DIRECTION
List each line of the data that holds the string "title", please.

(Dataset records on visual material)
#####

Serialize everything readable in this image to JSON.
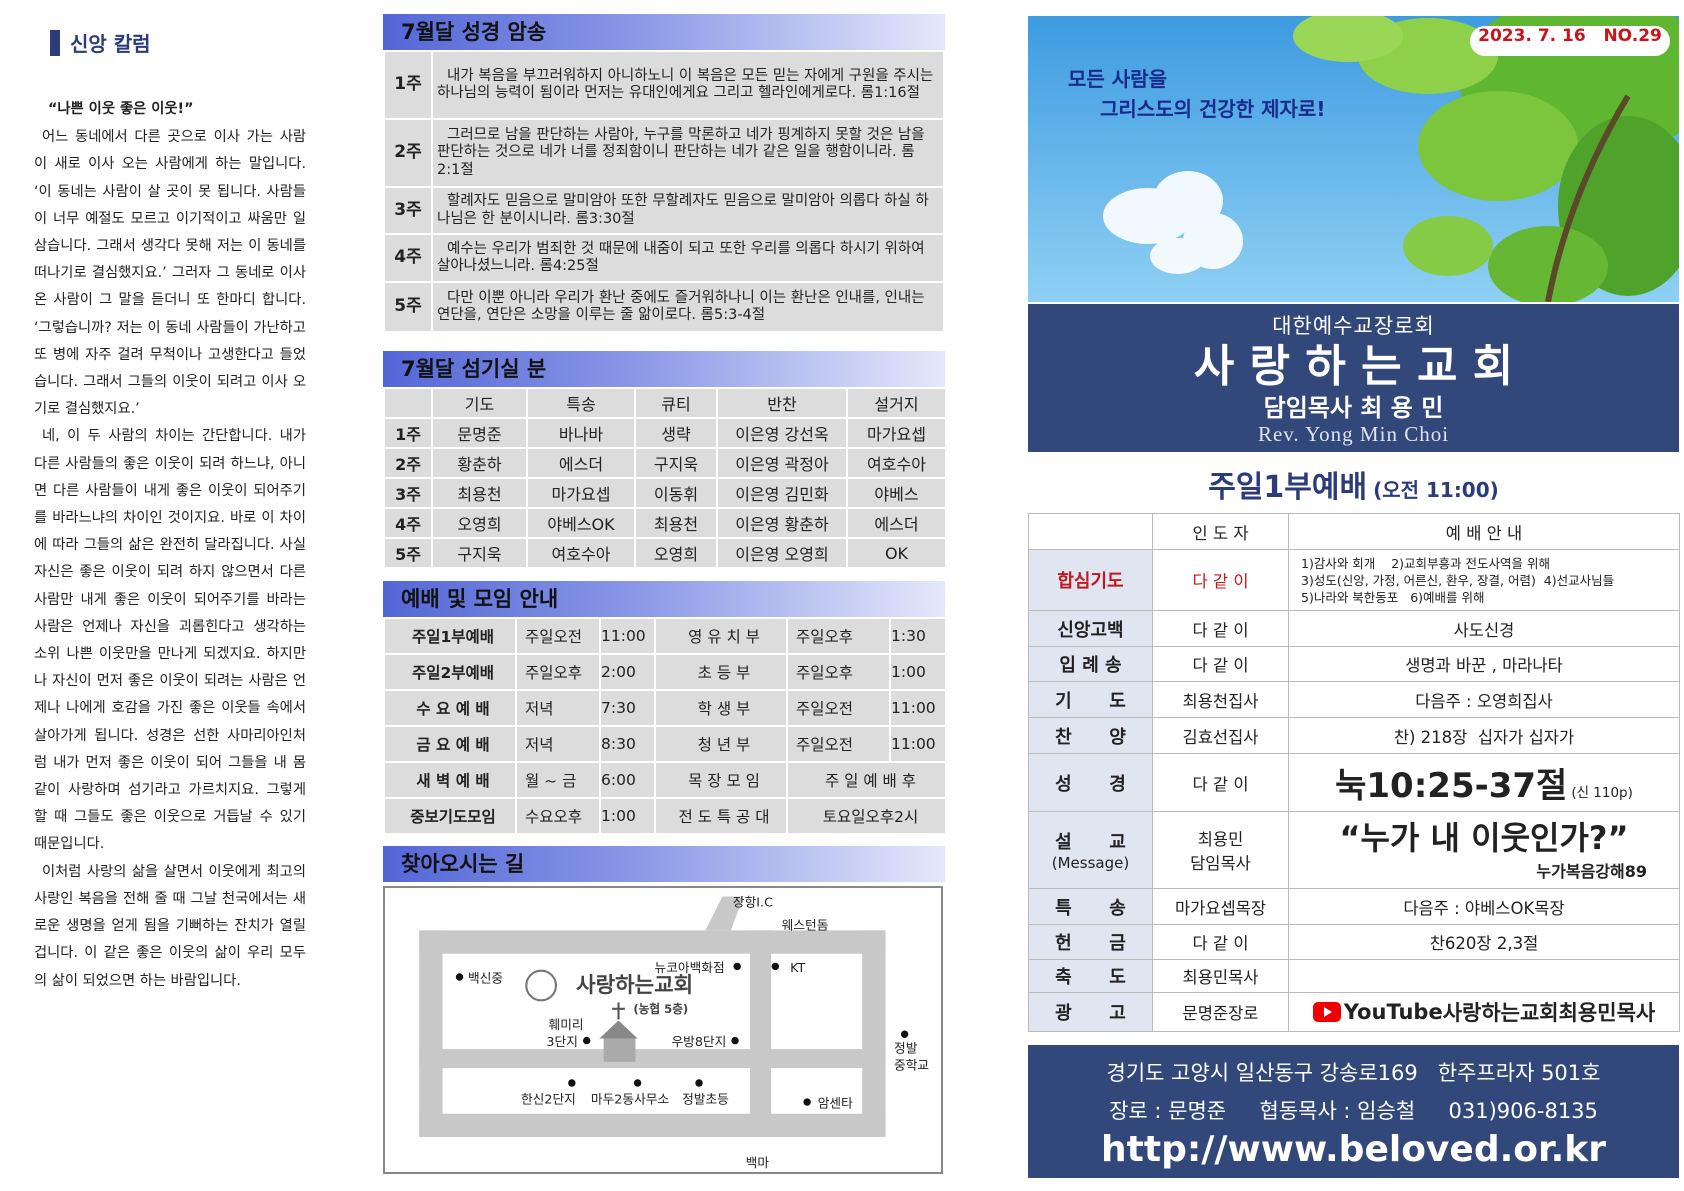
{
  "column": {
    "title": "신앙 칼럼",
    "heading": "“나쁜 이웃 좋은 이웃!”",
    "paragraphs": [
      "어느 동네에서 다른 곳으로 이사 가는 사람이 새로 이사 오는 사람에게 하는 말입니다. ‘이 동네는 사람이 살 곳이 못 됩니다. 사람들이 너무 예절도 모르고 이기적이고 싸움만 일삼습니다. 그래서 생각다 못해 저는 이 동네를 떠나기로 결심했지요.’ 그러자 그 동네로 이사온 사람이 그 말을 듣더니 또 한마디 합니다. ‘그렇습니까? 저는 이 동네 사람들이 가난하고 또 병에 자주 걸려 무척이나 고생한다고 들었습니다. 그래서 그들의 이웃이 되려고 이사 오기로 결심했지요.’",
      "네, 이 두 사람의 차이는 간단합니다. 내가 다른 사람들의 좋은 이웃이 되려 하느냐, 아니면 다른 사람들이 내게 좋은 이웃이 되어주기를 바라느냐의 차이인 것이지요. 바로 이 차이에 따라 그들의 삶은 완전히 달라집니다. 사실 자신은 좋은 이웃이 되려 하지 않으면서 다른 사람만 내게 좋은 이웃이 되어주기를 바라는 사람은 언제나 자신을 괴롭힌다고 생각하는 소위 나쁜 이웃만을 만나게 되겠지요. 하지만 나 자신이 먼저 좋은 이웃이 되려는 사람은 언제나 나에게 호감을 가진 좋은 이웃들 속에서 살아가게 됩니다. 성경은 선한 사마리아인처럼 내가 먼저 좋은 이웃이 되어 그들을 내 몸같이 사랑하며 섬기라고 가르치지요. 그렇게 할 때 그들도 좋은 이웃으로 거듭날 수 있기 때문입니다.",
      "이처럼 사랑의 삶을 살면서 이웃에게 최고의 사랑인 복음을 전해 줄 때 그날 천국에서는 새로운 생명을 얻게 됨을 기뻐하는 잔치가 열릴 겁니다. 이 같은 좋은 이웃의 삶이 우리 모두의 삶이 되었으면 하는 바람입니다."
    ]
  },
  "memory_verses": {
    "title": "7월달 성경 암송",
    "rows": [
      {
        "week": "1주",
        "text": "내가 복음을 부끄러워하지 아니하노니 이 복음은 모든 믿는 자에게 구원을 주시는 하나님의 능력이 됨이라 먼저는 유대인에게요 그리고 헬라인에게로다.  롬1:16절"
      },
      {
        "week": "2주",
        "text": "그러므로 남을 판단하는 사람아, 누구를 막론하고 네가 핑계하지 못할 것은 남을 판단하는 것으로 네가 너를 정죄함이니 판단하는 네가 같은 일을 행함이니라.  롬2:1절"
      },
      {
        "week": "3주",
        "text": "할례자도 믿음으로 말미암아 또한 무할례자도 믿음으로 말미암아 의롭다 하실 하나님은 한 분이시니라.   롬3:30절"
      },
      {
        "week": "4주",
        "text": "예수는 우리가 범죄한 것 때문에 내줌이 되고 또한 우리를 의롭다 하시기 위하여 살아나셨느니라.   롬4:25절"
      },
      {
        "week": "5주",
        "text": "다만 이뿐 아니라 우리가 환난 중에도 즐거워하나니 이는 환난은 인내를, 인내는 연단을, 연단은 소망을 이루는 줄 앎이로다.  롬5:3-4절"
      }
    ]
  },
  "servants": {
    "title": "7월달 섬기실 분",
    "header": [
      "기도",
      "특송",
      "큐티",
      "반찬",
      "설거지"
    ],
    "rows": [
      [
        "1주",
        "문명준",
        "바나바",
        "생략",
        "이은영 강선옥",
        "마가요셉"
      ],
      [
        "2주",
        "황춘하",
        "에스더",
        "구지욱",
        "이은영 곽정아",
        "여호수아"
      ],
      [
        "3주",
        "최용천",
        "마가요셉",
        "이동휘",
        "이은영 김민화",
        "야베스"
      ],
      [
        "4주",
        "오영희",
        "야베스OK",
        "최용천",
        "이은영 황춘하",
        "에스더"
      ],
      [
        "5주",
        "구지욱",
        "여호수아",
        "오영희",
        "이은영 오영희",
        "OK"
      ]
    ]
  },
  "meetings": {
    "title": "예배 및 모임 안내",
    "rows": [
      [
        "주일1부예배",
        "주일오전",
        "11:00",
        "영 유 치 부",
        "주일오후",
        "1:30"
      ],
      [
        "주일2부예배",
        "주일오후",
        "2:00",
        "초 등 부",
        "주일오후",
        "1:00"
      ],
      [
        "수 요 예 배",
        "저녁",
        "7:30",
        "학 생 부",
        "주일오전",
        "11:00"
      ],
      [
        "금 요 예 배",
        "저녁",
        "8:30",
        "청 년 부",
        "주일오전",
        "11:00"
      ],
      [
        "새 벽 예 배",
        "월 ~ 금",
        "6:00",
        "목 장 모 임",
        "주 일 예 배 후"
      ],
      [
        "중보기도모임",
        "수요오후",
        "1:00",
        "전 도 특 공 대",
        "토요일오후2시"
      ]
    ]
  },
  "directions": {
    "title": "찾아오시는 길",
    "church_name": "사랑하는교회",
    "church_floor": "(농협 5층)",
    "labels": [
      "장항I.C",
      "웨스턴돔",
      "뉴코아백화점",
      "KT",
      "백신중",
      "훼미리",
      "3단지",
      "우방8단지",
      "정발",
      "중학교",
      "한신2단지",
      "마두2동사무소",
      "정발초등",
      "암센타",
      "백마"
    ]
  },
  "header": {
    "date": "2023. 7. 16",
    "issue": "NO.29",
    "slogan": [
      "모든 사람을",
      "그리스도의 건강한 제자로!"
    ],
    "denomination": "대한예수교장로회",
    "church": "사 랑 하 는 교 회",
    "pastor": "담임목사 최 용 민",
    "pastor_en": "Rev. Yong Min Choi"
  },
  "order": {
    "title": "주일1부예배",
    "time": "(오전 11:00)",
    "header": [
      "인 도 자",
      "예 배 안 내"
    ],
    "rows": [
      {
        "item": [
          "합심기도"
        ],
        "leader": [
          "다 같 이"
        ],
        "content": [
          "1)감사와 회개    2)교회부흥과 전도사역을 위해",
          "3)성도(신앙, 가정, 어른신, 환우, 장결, 어렴)  4)선교사님들",
          "5)나라와 북한동포   6)예배를 위해"
        ]
      },
      {
        "item": [
          "신앙고백"
        ],
        "leader": [
          "다 같 이"
        ],
        "content": [
          "사도신경"
        ]
      },
      {
        "item": [
          "입 례 송"
        ],
        "leader": [
          "다 같 이"
        ],
        "content": [
          "생명과 바꾼 , 마라나타"
        ]
      },
      {
        "item": [
          "기      도"
        ],
        "leader": [
          "최용천집사"
        ],
        "content": [
          "다음주 : 오영희집사"
        ]
      },
      {
        "item": [
          "찬      양"
        ],
        "leader": [
          "김효선집사"
        ],
        "content": [
          "찬) 218장  십자가 십자가"
        ]
      },
      {
        "item": [
          "성      경"
        ],
        "leader": [
          "다 같 이"
        ],
        "content": [
          "눅10:25-37절",
          "(신 110p)"
        ]
      },
      {
        "item": [
          "설      교",
          "(Message)"
        ],
        "leader": [
          "최용민",
          "담임목사"
        ],
        "content": [
          "“누가 내 이웃인가?”",
          "누가복음강해89"
        ]
      },
      {
        "item": [
          "특      송"
        ],
        "leader": [
          "마가요셉목장"
        ],
        "content": [
          "다음주 : 야베스OK목장"
        ]
      },
      {
        "item": [
          "헌      금"
        ],
        "leader": [
          "다 같 이"
        ],
        "content": [
          "찬620장 2,3절"
        ]
      },
      {
        "item": [
          "축      도"
        ],
        "leader": [
          "최용민목사"
        ]
      },
      {
        "item": [
          "광      고"
        ],
        "leader": [
          "문명준장로"
        ],
        "content": [
          "YouTube",
          "사랑하는교회최용민목사"
        ]
      }
    ]
  },
  "footer": {
    "address": "경기도 고양시 일산동구 강송로169   한주프라자 501호",
    "contacts": "장로 : 문명준     협동목사 : 임승철     031)906-8135",
    "url": "http://www.beloved.or.kr"
  }
}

#####

THE COMPLETED TASK
    "title": "신앙 칼럼",
    "title": "7월달 성경 암송",
    "title": "7월달 섬기실 분",
    "title": "예배 및 모임 안내",
    "title": "찾아오시는 길",
    "title": "주일1부예배",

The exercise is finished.